◆ **YOUR GOAL**
Below are the records; pull every line that includes "podniku".
------------------------
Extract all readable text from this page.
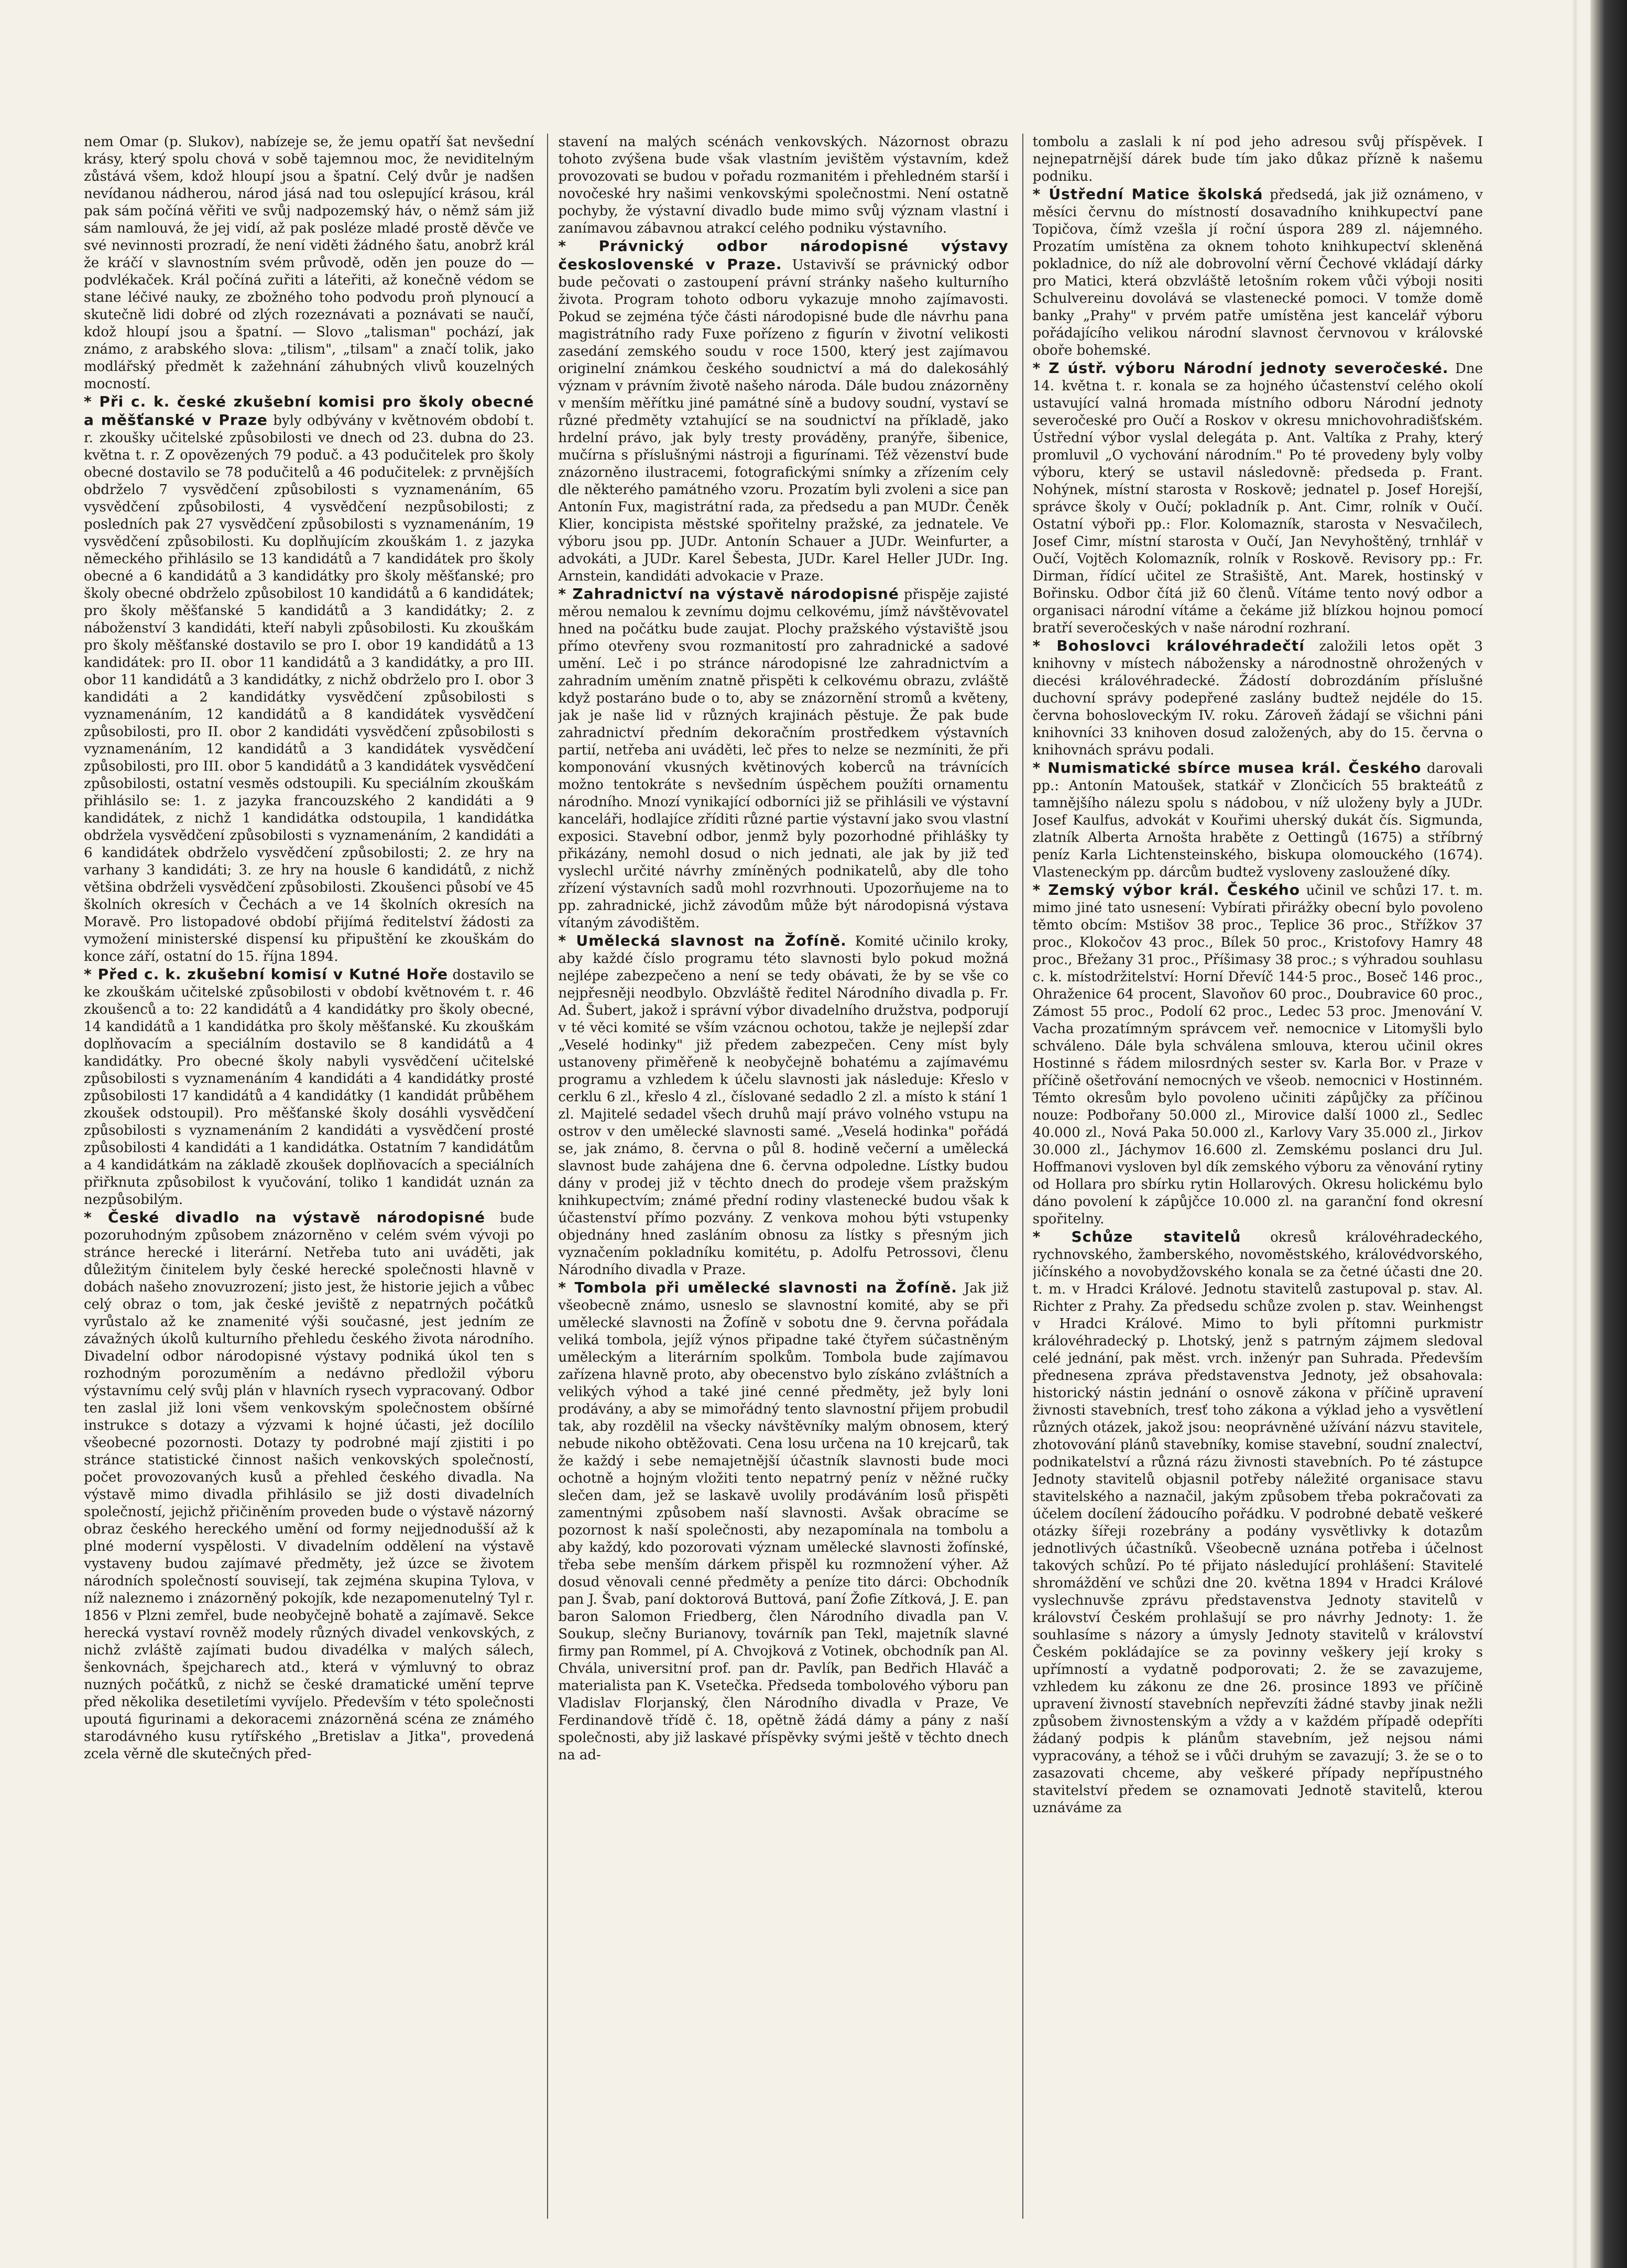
nem Omar (p. Slukov), nabízeje se, že jemu opatří šat nevšední krásy, který spolu chová v sobě tajemnou moc, že neviditelným zůstává všem, kdož hloupí jsou a špatní. Celý dvůr je nadšen nevídanou nádherou, národ jásá nad tou oslepující krásou, král pak sám počíná věřiti ve svůj nadpozemský háv, o němž sám již sám namlouvá, že jej vidí, až pak posléze mladé prostě děvče ve své nevinnosti prozradí, že není viděti žádného šatu, anobrž král že kráčí v slavnostním svém průvodě, oděn jen pouze do — podvlékaček. Král počíná zuřiti a láteřiti, až konečně védom se stane léčivé nauky, ze zbožného toho podvodu proň plynoucí a skutečně lidi dobré od zlých rozeznávati a poznávati se naučí, kdož hloupí jsou a špatní. — Slovo „talisman" pochází, jak známo, z arabského slova: „tilism", „tilsam" a značí tolik, jako modlářský předmět k zažehnání záhubných vlivů kouzelných mocností.

* Při c. k. české zkušební komisi pro školy obecné a měšťanské v Praze byly odbývány v květnovém období t. r. zkoušky učitelské způsobilosti ve dnech od 23. dubna do 23. května t. r. Z opovězených 79 poduč. a 43 podučitelek pro školy obecné dostavilo se 78 podučitelů a 46 podučitelek: z prvnějších obdrželo 7 vysvědčení způsobilosti s vyznamenáním, 65 vysvědčení způsobilosti, 4 vysvědčení nezpůsobilosti; z posledních pak 27 vysvědčení způsobilosti s vyznamenáním, 19 vysvědčení způsobilosti. Ku doplňujícím zkouškám 1. z jazyka německého přihlásilo se 13 kandidátů a 7 kandidátek pro školy obecné a 6 kandidátů a 3 kandidátky pro školy měšťanské; pro školy obecné obdrželo způsobilost 10 kandidátů a 6 kandidátek; pro školy měšťanské 5 kandidátů a 3 kandidátky; 2. z náboženství 3 kandidáti, kteří nabyli způsobilosti. Ku zkouškám pro školy měšťanské dostavilo se pro I. obor 19 kandidátů a 13 kandidátek: pro II. obor 11 kandidátů a 3 kandidátky, a pro III. obor 11 kandidátů a 3 kandidátky, z nichž obdrželo pro I. obor 3 kandidáti a 2 kandidátky vysvědčení způsobilosti s vyznamenáním, 12 kandidátů a 8 kandidátek vysvědčení způsobilosti, pro II. obor 2 kandidáti vysvědčení způsobilosti s vyznamenáním, 12 kandidátů a 3 kandidátek vysvědčení způsobilosti, pro III. obor 5 kandidátů a 3 kandidátek vysvědčení způsobilosti, ostatní vesměs odstoupili. Ku speciálním zkouškám přihlásilo se: 1. z jazyka francouzského 2 kandidáti a 9 kandidátek, z nichž 1 kandidátka odstoupila, 1 kandidátka obdržela vysvědčení způsobilosti s vyznamenáním, 2 kandidáti a 6 kandidátek obdrželo vysvědčení způsobilosti; 2. ze hry na varhany 3 kandidáti; 3. ze hry na housle 6 kandidátů, z nichž většina obdrželi vysvědčení způsobilosti. Zkoušenci působí ve 45 školních okresích v Čechách a ve 14 školních okresích na Moravě. Pro listopadové období přijímá ředitelství žádosti za vymožení ministerské dispensí ku připuštění ke zkouškám do konce září, ostatní do 15. října 1894.

* Před c. k. zkušební komisí v Kutné Hoře dostavilo se ke zkouškám učitelské způsobilosti v období květnovém t. r. 46 zkoušenců a to: 22 kandidátů a 4 kandidátky pro školy obecné, 14 kandidátů a 1 kandidátka pro školy měšťanské. Ku zkouškám doplňovacím a speciálním dostavilo se 8 kandidátů a 4 kandidátky. Pro obecné školy nabyli vysvědčení učitelské způsobilosti s vyznamenáním 4 kandidáti a 4 kandidátky prosté způsobilosti 17 kandidátů a 4 kandidátky (1 kandidát průběhem zkoušek odstoupil). Pro měšťanské školy dosáhli vysvědčení způsobilosti s vyznamenáním 2 kandidáti a vysvědčení prosté způsobilosti 4 kandidáti a 1 kandidátka. Ostatním 7 kandidátům a 4 kandidátkám na základě zkoušek doplňovacích a speciálních přiřknuta způsobilost k vyučování, toliko 1 kandidát uznán za nezpůsobilým.

* České divadlo na výstavě národopisné bude pozoruhodným způsobem znázorněno v celém svém vývoji po stránce herecké i literární. Netřeba tuto ani uváděti, jak důležitým činitelem byly české herecké společnosti hlavně v dobách našeho znovuzrození; jisto jest, že historie jejich a vůbec celý obraz o tom, jak české jeviště z nepatrných počátků vyrůstalo až ke znamenité výši současné, jest jedním ze závažných úkolů kulturního přehledu českého života národního. Divadelní odbor národopisné výstavy podniká úkol ten s rozhodným porozuměním a nedávno předložil výboru výstavnímu celý svůj plán v hlavních rysech vypracovaný. Odbor ten zaslal již loni všem venkovským společnostem obšírné instrukce s dotazy a výzvami k hojné účasti, jež docílilo všeobecné pozornosti. Dotazy ty podrobné mají zjistiti i po stránce statistické činnost našich venkovských společností, počet provozovaných kusů a přehled českého divadla. Na výstavě mimo divadla přihlásilo se již dosti divadelních společností, jejichž přičiněním proveden bude o výstavě názorný obraz českého hereckého umění od formy nejjednodušší až k plné moderní vyspělosti. V divadelním oddělení na výstavě vystaveny budou zajímavé předměty, jež úzce se životem národních společností souvisejí, tak zejména skupina Tylova, v níž naleznemo i znázorněný pokojík, kde nezapomenutelný Tyl r. 1856 v Plzni zemřel, bude neobyčejně bohatě a zajímavě. Sekce herecká vystaví rovněž modely různých divadel venkovských, z nichž zvláště zajímati budou divadélka v malých sálech, šenkovnách, špejcharech atd., která v výmluvný to obraz nuzných počátků, z nichž se české dramatické umění teprve před několika desetiletími vyvíjelo. Především v této společnosti upoutá figurinami a dekoracemi znázorněná scéna ze známého starodávného kusu rytířského „Bretislav a Jitka", provedená zcela věrně dle skutečných před-

stavení na malých scénách venkovských. Názornost obrazu tohoto zvýšena bude však vlastním jevištěm výstavním, kdež provozovati se budou v pořadu rozmanitém i přehledném starší i novočeské hry našimi venkovskými společnostmi. Není ostatně pochyby, že výstavní divadlo bude mimo svůj význam vlastní i zanímavou zábavnou atrakcí celého podniku výstavního.

* Právnický odbor národopisné výstavy československé v Praze. Ustavivší se právnický odbor bude pečovati o zastoupení právní stránky našeho kulturního života. Program tohoto odboru vykazuje mnoho zajímavosti. Pokud se zejména týče části národopisné bude dle návrhu pana magistrátního rady Fuxe pořízeno z figurín v životní velikosti zasedání zemského soudu v roce 1500, který jest zajímavou originelní známkou českého soudnictví a má do dalekosáhlý význam v právním životě našeho národa. Dále budou znázorněny v menším měřítku jiné památné síně a budovy soudní, vystaví se různé předměty vztahující se na soudnictví na příkladě, jako hrdelní právo, jak byly tresty prováděny, pranýře, šibenice, mučírna s příslušnými nástroji a figurínami. Též vězenství bude znázorněno ilustracemi, fotografickými snímky a zřízením cely dle některého památného vzoru. Prozatím byli zvoleni a sice pan Antonín Fux, magistrátní rada, za předsedu a pan MUDr. Čeněk Klier, koncipista městské spořitelny pražské, za jednatele. Ve výboru jsou pp. JUDr. Antonín Schauer a JUDr. Weinfurter, a advokáti, a JUDr. Karel Šebesta, JUDr. Karel Heller JUDr. Ing. Arnstein, kandidáti advokacie v Praze.

* Zahradnictví na výstavě národopisné přispěje zajisté měrou nemalou k zevnímu dojmu celkovému, jímž návštěvovatel hned na počátku bude zaujat. Plochy pražského výstaviště jsou přímo otevřeny svou rozmanitostí pro zahradnické a sadové umění. Leč i po stránce národopisné lze zahradnictvím a zahradním uměním znatně přispěti k celkovému obrazu, zvláště když postaráno bude o to, aby se znázornění stromů a květeny, jak je naše lid v různých krajinách pěstuje. Že pak bude zahradnictví předním dekoračním prostředkem výstavních partií, netřeba ani uváděti, leč přes to nelze se nezmíniti, že při komponování vkusných květinových koberců na trávnících možno tentokráte s nevšedním úspěchem použíti ornamentu národního. Mnozí vynikající odborníci již se přihlásili ve výstavní kanceláři, hodlajíce zříditi různé partie výstavní jako svou vlastní exposici. Stavební odbor, jenmž byly pozorhodné přihlášky ty přikázány, nemohl dosud o nich jednati, ale jak by již teď vyslechl určité návrhy zmíněných podnikatelů, aby dle toho zřízení výstavních sadů mohl rozvrhnouti. Upozorňujeme na to pp. zahradnické, jichž závodům může být národopisná výstava vítaným závodištěm.

* Umělecká slavnost na Žofíně. Komité učinilo kroky, aby každé číslo programu této slavnosti bylo pokud možná nejlépe zabezpečeno a není se tedy obávati, že by se vše co nejpřesněji neodbylo. Obzvláště ředitel Národního divadla p. Fr. Ad. Šubert, jakož i správní výbor divadelního družstva, podporují v té věci komité se vším vzácnou ochotou, takže je nejlepší zdar „Veselé hodinky" již předem zabezpečen. Ceny míst byly ustanoveny přiměřeně k neobyčejně bohatému a zajímavému programu a vzhledem k účelu slavnosti jak následuje: Křeslo v cerklu 6 zl., křeslo 4 zl., číslované sedadlo 2 zl. a místo k stání 1 zl. Majitelé sedadel všech druhů mají právo volného vstupu na ostrov v den umělecké slavnosti samé. „Veselá hodinka" pořádá se, jak známo, 8. června o půl 8. hodině večerní a umělecká slavnost bude zahájena dne 6. června odpoledne. Lístky budou dány v prodej již v těchto dnech do prodeje všem pražským knihkupectvím; známé přední rodiny vlastenecké budou však k účastenství přímo pozvány. Z venkova mohou býti vstupenky objednány hned zasláním obnosu za lístky s přesným jich vyznačením pokladníku komitétu, p. Adolfu Petrossovi, členu Národního divadla v Praze.

* Tombola při umělecké slavnosti na Žofíně. Jak již všeobecně známo, usneslo se slavnostní komité, aby se při umělecké slavnosti na Žofíně v sobotu dne 9. června pořádala veliká tombola, jejíž výnos připadne také čtyřem súčastněným uměleckým a literárním spolkům. Tombola bude zajímavou zařízena hlavně proto, aby obecenstvo bylo získáno zvláštních a velikých výhod a také jiné cenné předměty, jež byly loni prodávány, a aby se mimořádný tento slavnostní přijem probudil tak, aby rozdělil na všecky návštěvníky malým obnosem, který nebude nikoho obtěžovati. Cena losu určena na 10 krejcarů, tak že každý i sebe nemajetnější účastník slavnosti bude moci ochotně a hojným vložiti tento nepatrný peníz v něžné ručky slečen dam, jež se laskavě uvolily prodáváním losů přispěti zamentnými způsobem naší slavnosti. Avšak obracíme se pozornost k naší společnosti, aby nezapomínala na tombolu a aby každý, kdo pozorovati význam umělecké slavnosti žofínské, třeba sebe menším dárkem přispěl ku rozmnožení výher. Až dosud věnovali cenné předměty a peníze tito dárci: Obchodník pan J. Švab, paní doktorová Buttová, paní Žofie Zítková, J. E. pan baron Salomon Friedberg, člen Národního divadla pan V. Soukup, slečny Burianovy, továrník pan Tekl, majetník slavné firmy pan Rommel, pí A. Chvojková z Votinek, obchodník pan Al. Chvála, universitní prof. pan dr. Pavlík, pan Bedřich Hlaváč a materialista pan K. Vsetečka. Předseda tombolového výboru pan Vladislav Florjanský, člen Národního divadla v Praze, Ve Ferdinandově třídě č. 18, opětně žádá dámy a pány z naší společnosti, aby již laskavé příspěvky svými ještě v těchto dnech na ad-

tombolu a zaslali k ní pod jeho adresou svůj příspěvek. I nejnepatrnější dárek bude tím jako důkaz přízně k našemu podniku.

* Ústřední Matice školská předsedá, jak již oznámeno, v měsíci červnu do místností dosavadního knihkupectví pane Topičova, čímž vzešla jí roční úspora 289 zl. nájemného. Prozatím umístěna za oknem tohoto knihkupectví skleněná pokladnice, do níž ale dobrovolní věrní Čechové vkládají dárky pro Matici, která obzvláště letošním rokem vůči výboji nositi Schulvereinu dovolává se vlastenecké pomoci. V tomže domě banky „Prahy" v prvém patře umístěna jest kancelář výboru pořádajícího velikou národní slavnost červnovou v královské oboře bohemské.

* Z ústř. výboru Národní jednoty severočeské. Dne 14. května t. r. konala se za hojného účastenství celého okolí ustavující valná hromada místního odboru Národní jednoty severočeské pro Oučí a Roskov v okresu mnichovohradišťském. Ústřední výbor vyslal delegáta p. Ant. Valtíka z Prahy, který promluvil „O vychování národním." Po té provedeny byly volby výboru, který se ustavil následovně: předseda p. Frant. Nohýnek, místní starosta v Roskově; jednatel p. Josef Horejší, správce školy v Oučí; pokladník p. Ant. Cimr, rolník v Oučí. Ostatní výboři pp.: Flor. Kolomazník, starosta v Nesvačilech, Josef Cimr, místní starosta v Oučí, Jan Nevyhoštěný, trnhlář v Oučí, Vojtěch Kolomazník, rolník v Roskově. Revisory pp.: Fr. Dirman, řídící učitel ze Strašiště, Ant. Marek, hostinský v Bořinsku. Odbor čítá již 60 členů. Vítáme tento nový odbor a organisaci národní vítáme a čekáme již blízkou hojnou pomocí bratří severočeských v naše národní rozhraní.

* Bohoslovci královéhradečtí založili letos opět 3 knihovny v místech nábožensky a národnostně ohrožených v diecési královéhradecké. Žádostí dobrozdáním příslušné duchovní správy podepřené zaslány budtež nejdéle do 15. června bohosloveckým IV. roku. Zároveň žádají se všichni páni knihovníci 33 knihoven dosud založených, aby do 15. června o knihovnách správu podali.

* Numismatické sbírce musea král. Českého darovali pp.: Antonín Matoušek, statkář v Zlončicích 55 brakteátů z tamnějšího nálezu spolu s nádobou, v níž uloženy byly a JUDr. Josef Kaulfus, advokát v Kouřimi uherský dukát čís. Sigmunda, zlatník Alberta Arnošta hraběte z Oettingů (1675) a stříbrný peníz Karla Lichtensteinského, biskupa olomouckého (1674). Vlasteneckým pp. dárcům budtež vysloveny zasloužené díky.

* Zemský výbor král. Českého učinil ve schůzi 17. t. m. mimo jiné tato usnesení: Vybírati přirážky obecní bylo povoleno těmto obcím: Mstišov 38 proc., Teplice 36 proc., Střížkov 37 proc., Klokočov 43 proc., Bílek 50 proc., Kristofovy Hamry 48 proc., Břežany 31 proc., Příšimasy 38 proc.; s výhradou souhlasu c. k. místodržitelství: Horní Dřevíč 144·5 proc., Boseč 146 proc., Ohraženice 64 procent, Slavoňov 60 proc., Doubravice 60 proc., Zámost 55 proc., Podolí 62 proc., Ledec 53 proc. Jmenování V. Vacha prozatímným správcem veř. nemocnice v Litomyšli bylo schváleno. Dále byla schválena smlouva, kterou učinil okres Hostinné s řádem milosrdných sester sv. Karla Bor. v Praze v příčině ošetřování nemocných ve všeob. nemocnici v Hostinném. Témto okresům bylo povoleno učiniti zápůjčky za příčinou nouze: Podbořany 50.000 zl., Mirovice další 1000 zl., Sedlec 40.000 zl., Nová Paka 50.000 zl., Karlovy Vary 35.000 zl., Jirkov 30.000 zl., Jáchymov 16.600 zl. Zemskému poslanci dru Jul. Hoffmanovi vysloven byl dík zemského výboru za věnování rytiny od Hollara pro sbírku rytin Hollarových. Okresu holickému bylo dáno povolení k zápůjčce 10.000 zl. na garanční fond okresní spořitelny.

* Schůze stavitelů okresů královéhradeckého, rychnovského, žamberského, novoměstského, královédvorského, jičínského a novobydžovského konala se za četné účasti dne 20. t. m. v Hradci Králové. Jednotu stavitelů zastupoval p. stav. Al. Richter z Prahy. Za předsedu schůze zvolen p. stav. Weinhengst v Hradci Králové. Mimo to byli přítomni purkmistr královéhradecký p. Lhotský, jenž s patrným zájmem sledoval celé jednání, pak měst. vrch. inženýr pan Suhrada. Především přednesena zpráva představenstva Jednoty, jež obsahovala: historický nástin jednání o osnově zákona v příčině upravení živnosti stavebních, tresť toho zákona a výklad jeho a vysvětlení různých otázek, jakož jsou: neoprávněné užívání názvu stavitele, zhotovování plánů stavebníky, komise stavební, soudní znalectví, podnikatelství a různá rázu živnosti stavebních. Po té zástupce Jednoty stavitelů objasnil potřeby náležité organisace stavu stavitelského a naznačil, jakým způsobem třeba pokračovati za účelem docílení žádoucího pořádku. V podrobné debatě veškeré otázky šířeji rozebrány a podány vysvětlivky k dotazům jednotlivých účastníků. Všeobecně uznána potřeba i účelnost takových schůzí. Po té přijato následující prohlášení: Stavitelé shromáždění ve schůzi dne 20. května 1894 v Hradci Králové vyslechnuvše zprávu představenstva Jednoty stavitelů v království Českém prohlašují se pro návrhy Jednoty: 1. že souhlasíme s názory a úmysly Jednoty stavitelů v království Českém pokládajíce se za povinny veškery její kroky s upřímností a vydatně podporovati; 2. že se zavazujeme, vzhledem ku zákonu ze dne 26. prosince 1893 ve příčině upravení živností stavebních nepřevzíti žádné stavby jinak nežli způsobem živnostenským a vždy a v každém případě odepříti žádaný podpis k plánům stavebním, jež nejsou námi vypracovány, a téhož se i vůči druhým se zavazují; 3. že se o to zasazovati chceme, aby veškeré případy nepřípustného stavitelství předem se oznamovati Jednotě stavitelů, kterou uznáváme za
------------------------
◆ **EXERCISE SOLUTION**
stavení na malých scénách venkovských. Názornost obrazu tohoto zvýšena bude však vlastním jevištěm výstavním, kdež provozovati se budou v pořadu rozmanitém i přehledném starší i novočeské hry našimi venkovskými společnostmi. Není ostatně pochyby, že výstavní divadlo bude mimo svůj význam vlastní i zanímavou zábavnou atrakcí celého podniku výstavního.
tombolu a zaslali k ní pod jeho adresou svůj příspěvek. I nejnepatrnější dárek bude tím jako důkaz přízně k našemu podniku.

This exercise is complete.